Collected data
= = =

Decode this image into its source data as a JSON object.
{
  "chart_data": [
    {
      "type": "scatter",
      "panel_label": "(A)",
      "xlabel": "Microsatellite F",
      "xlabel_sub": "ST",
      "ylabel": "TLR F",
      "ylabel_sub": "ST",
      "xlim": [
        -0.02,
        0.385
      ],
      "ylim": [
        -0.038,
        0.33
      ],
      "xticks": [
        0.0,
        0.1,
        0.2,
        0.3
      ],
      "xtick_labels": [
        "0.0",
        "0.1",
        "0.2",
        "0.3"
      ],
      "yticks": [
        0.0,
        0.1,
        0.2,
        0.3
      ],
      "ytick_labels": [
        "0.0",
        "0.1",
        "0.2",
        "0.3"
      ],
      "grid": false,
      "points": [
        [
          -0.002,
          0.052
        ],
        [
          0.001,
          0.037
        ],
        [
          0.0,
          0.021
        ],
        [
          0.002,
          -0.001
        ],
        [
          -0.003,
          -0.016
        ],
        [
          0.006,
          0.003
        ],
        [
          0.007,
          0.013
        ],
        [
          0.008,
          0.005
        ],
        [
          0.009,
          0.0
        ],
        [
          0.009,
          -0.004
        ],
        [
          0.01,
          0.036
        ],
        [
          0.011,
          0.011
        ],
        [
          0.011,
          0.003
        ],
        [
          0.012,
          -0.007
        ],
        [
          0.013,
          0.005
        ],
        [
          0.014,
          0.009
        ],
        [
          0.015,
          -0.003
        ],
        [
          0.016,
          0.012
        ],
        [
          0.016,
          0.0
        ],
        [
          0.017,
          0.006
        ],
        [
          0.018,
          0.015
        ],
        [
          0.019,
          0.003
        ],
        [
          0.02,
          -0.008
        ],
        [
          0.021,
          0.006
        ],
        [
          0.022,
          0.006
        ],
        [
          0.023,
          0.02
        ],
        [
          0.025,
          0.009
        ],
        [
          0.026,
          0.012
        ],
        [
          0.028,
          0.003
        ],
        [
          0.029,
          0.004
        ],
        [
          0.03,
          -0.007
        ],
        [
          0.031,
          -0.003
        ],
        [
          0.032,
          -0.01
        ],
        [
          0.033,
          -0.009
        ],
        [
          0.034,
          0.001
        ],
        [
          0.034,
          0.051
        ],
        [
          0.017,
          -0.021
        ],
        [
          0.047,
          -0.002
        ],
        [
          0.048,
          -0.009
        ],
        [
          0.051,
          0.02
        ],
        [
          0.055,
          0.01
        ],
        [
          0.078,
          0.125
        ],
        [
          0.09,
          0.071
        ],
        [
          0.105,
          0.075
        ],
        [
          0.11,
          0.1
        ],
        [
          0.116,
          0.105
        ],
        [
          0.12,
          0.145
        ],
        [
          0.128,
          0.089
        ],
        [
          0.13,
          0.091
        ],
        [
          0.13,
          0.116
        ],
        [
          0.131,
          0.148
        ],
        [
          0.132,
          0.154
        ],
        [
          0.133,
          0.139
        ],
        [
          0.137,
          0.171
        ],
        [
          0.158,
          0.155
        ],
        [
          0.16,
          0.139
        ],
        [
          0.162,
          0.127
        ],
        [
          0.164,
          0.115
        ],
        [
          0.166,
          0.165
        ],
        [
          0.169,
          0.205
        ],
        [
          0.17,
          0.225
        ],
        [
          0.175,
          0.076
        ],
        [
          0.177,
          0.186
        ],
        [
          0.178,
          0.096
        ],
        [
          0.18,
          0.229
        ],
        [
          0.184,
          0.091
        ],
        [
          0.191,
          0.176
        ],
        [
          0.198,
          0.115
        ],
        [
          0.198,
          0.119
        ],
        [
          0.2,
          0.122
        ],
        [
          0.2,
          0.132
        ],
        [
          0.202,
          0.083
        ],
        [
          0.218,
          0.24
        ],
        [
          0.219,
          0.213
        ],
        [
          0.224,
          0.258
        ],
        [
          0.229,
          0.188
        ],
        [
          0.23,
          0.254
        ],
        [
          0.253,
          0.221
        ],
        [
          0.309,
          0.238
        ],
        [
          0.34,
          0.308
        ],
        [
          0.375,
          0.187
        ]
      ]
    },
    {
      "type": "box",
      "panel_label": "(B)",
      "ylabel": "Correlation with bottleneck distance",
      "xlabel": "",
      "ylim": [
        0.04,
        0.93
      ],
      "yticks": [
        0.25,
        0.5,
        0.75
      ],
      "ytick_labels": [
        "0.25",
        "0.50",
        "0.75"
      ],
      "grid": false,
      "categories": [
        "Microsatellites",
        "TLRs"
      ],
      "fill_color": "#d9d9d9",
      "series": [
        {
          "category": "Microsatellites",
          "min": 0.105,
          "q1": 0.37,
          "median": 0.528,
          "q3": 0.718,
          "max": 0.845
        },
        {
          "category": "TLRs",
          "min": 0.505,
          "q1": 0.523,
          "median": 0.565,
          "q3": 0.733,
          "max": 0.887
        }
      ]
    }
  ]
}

= = =

- What is asked
Quote the data in full, keeping each word unchanged.

- Solution to this task
Decode this image into its source data as a JSON object.
{
  "chart_data": [
    {
      "type": "scatter",
      "panel_label": "(A)",
      "xlabel": "Microsatellite F",
      "xlabel_sub": "ST",
      "ylabel": "TLR F",
      "ylabel_sub": "ST",
      "xlim": [
        -0.02,
        0.385
      ],
      "ylim": [
        -0.038,
        0.33
      ],
      "xticks": [
        0.0,
        0.1,
        0.2,
        0.3
      ],
      "xtick_labels": [
        "0.0",
        "0.1",
        "0.2",
        "0.3"
      ],
      "yticks": [
        0.0,
        0.1,
        0.2,
        0.3
      ],
      "ytick_labels": [
        "0.0",
        "0.1",
        "0.2",
        "0.3"
      ],
      "grid": false,
      "points": [
        [
          -0.002,
          0.052
        ],
        [
          0.001,
          0.037
        ],
        [
          0.0,
          0.021
        ],
        [
          0.002,
          -0.001
        ],
        [
          -0.003,
          -0.016
        ],
        [
          0.006,
          0.003
        ],
        [
          0.007,
          0.013
        ],
        [
          0.008,
          0.005
        ],
        [
          0.009,
          0.0
        ],
        [
          0.009,
          -0.004
        ],
        [
          0.01,
          0.036
        ],
        [
          0.011,
          0.011
        ],
        [
          0.011,
          0.003
        ],
        [
          0.012,
          -0.007
        ],
        [
          0.013,
          0.005
        ],
        [
          0.014,
          0.009
        ],
        [
          0.015,
          -0.003
        ],
        [
          0.016,
          0.012
        ],
        [
          0.016,
          0.0
        ],
        [
          0.017,
          0.006
        ],
        [
          0.018,
          0.015
        ],
        [
          0.019,
          0.003
        ],
        [
          0.02,
          -0.008
        ],
        [
          0.021,
          0.006
        ],
        [
          0.022,
          0.006
        ],
        [
          0.023,
          0.02
        ],
        [
          0.025,
          0.009
        ],
        [
          0.026,
          0.012
        ],
        [
          0.028,
          0.003
        ],
        [
          0.029,
          0.004
        ],
        [
          0.03,
          -0.007
        ],
        [
          0.031,
          -0.003
        ],
        [
          0.032,
          -0.01
        ],
        [
          0.033,
          -0.009
        ],
        [
          0.034,
          0.001
        ],
        [
          0.034,
          0.051
        ],
        [
          0.017,
          -0.021
        ],
        [
          0.047,
          -0.002
        ],
        [
          0.048,
          -0.009
        ],
        [
          0.051,
          0.02
        ],
        [
          0.055,
          0.01
        ],
        [
          0.078,
          0.125
        ],
        [
          0.09,
          0.071
        ],
        [
          0.105,
          0.075
        ],
        [
          0.11,
          0.1
        ],
        [
          0.116,
          0.105
        ],
        [
          0.12,
          0.145
        ],
        [
          0.128,
          0.089
        ],
        [
          0.13,
          0.091
        ],
        [
          0.13,
          0.116
        ],
        [
          0.131,
          0.148
        ],
        [
          0.132,
          0.154
        ],
        [
          0.133,
          0.139
        ],
        [
          0.137,
          0.171
        ],
        [
          0.158,
          0.155
        ],
        [
          0.16,
          0.139
        ],
        [
          0.162,
          0.127
        ],
        [
          0.164,
          0.115
        ],
        [
          0.166,
          0.165
        ],
        [
          0.169,
          0.205
        ],
        [
          0.17,
          0.225
        ],
        [
          0.175,
          0.076
        ],
        [
          0.177,
          0.186
        ],
        [
          0.178,
          0.096
        ],
        [
          0.18,
          0.229
        ],
        [
          0.184,
          0.091
        ],
        [
          0.191,
          0.176
        ],
        [
          0.198,
          0.115
        ],
        [
          0.198,
          0.119
        ],
        [
          0.2,
          0.122
        ],
        [
          0.2,
          0.132
        ],
        [
          0.202,
          0.083
        ],
        [
          0.218,
          0.24
        ],
        [
          0.219,
          0.213
        ],
        [
          0.224,
          0.258
        ],
        [
          0.229,
          0.188
        ],
        [
          0.23,
          0.254
        ],
        [
          0.253,
          0.221
        ],
        [
          0.309,
          0.238
        ],
        [
          0.34,
          0.308
        ],
        [
          0.375,
          0.187
        ]
      ]
    },
    {
      "type": "box",
      "panel_label": "(B)",
      "ylabel": "Correlation with bottleneck distance",
      "xlabel": "",
      "ylim": [
        0.04,
        0.93
      ],
      "yticks": [
        0.25,
        0.5,
        0.75
      ],
      "ytick_labels": [
        "0.25",
        "0.50",
        "0.75"
      ],
      "grid": false,
      "categories": [
        "Microsatellites",
        "TLRs"
      ],
      "fill_color": "#d9d9d9",
      "series": [
        {
          "category": "Microsatellites",
          "min": 0.105,
          "q1": 0.37,
          "median": 0.528,
          "q3": 0.718,
          "max": 0.845
        },
        {
          "category": "TLRs",
          "min": 0.505,
          "q1": 0.523,
          "median": 0.565,
          "q3": 0.733,
          "max": 0.887
        }
      ]
    }
  ]
}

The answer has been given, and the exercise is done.